__GOAL__
Search the material for the word "加盖学校或学院教务处公章" and report each line where it turns up.

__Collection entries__
/---

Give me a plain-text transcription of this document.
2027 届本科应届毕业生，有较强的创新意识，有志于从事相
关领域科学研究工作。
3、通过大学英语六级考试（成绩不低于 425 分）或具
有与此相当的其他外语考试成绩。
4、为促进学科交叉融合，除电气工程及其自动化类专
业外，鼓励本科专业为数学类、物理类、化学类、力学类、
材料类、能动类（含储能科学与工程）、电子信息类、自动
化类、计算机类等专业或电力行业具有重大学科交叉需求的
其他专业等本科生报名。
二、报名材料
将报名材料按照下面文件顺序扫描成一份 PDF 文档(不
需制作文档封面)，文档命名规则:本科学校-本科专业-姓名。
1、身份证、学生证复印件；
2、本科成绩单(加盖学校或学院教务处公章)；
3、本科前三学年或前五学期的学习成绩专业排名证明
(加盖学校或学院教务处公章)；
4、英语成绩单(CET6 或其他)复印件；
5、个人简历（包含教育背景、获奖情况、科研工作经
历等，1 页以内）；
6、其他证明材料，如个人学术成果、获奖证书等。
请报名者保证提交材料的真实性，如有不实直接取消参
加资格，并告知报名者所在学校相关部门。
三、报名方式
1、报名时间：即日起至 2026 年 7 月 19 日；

\---

__THE COMPLETED TASK__
2、本科成绩单(加盖学校或学院教务处公章)；
(加盖学校或学院教务处公章)；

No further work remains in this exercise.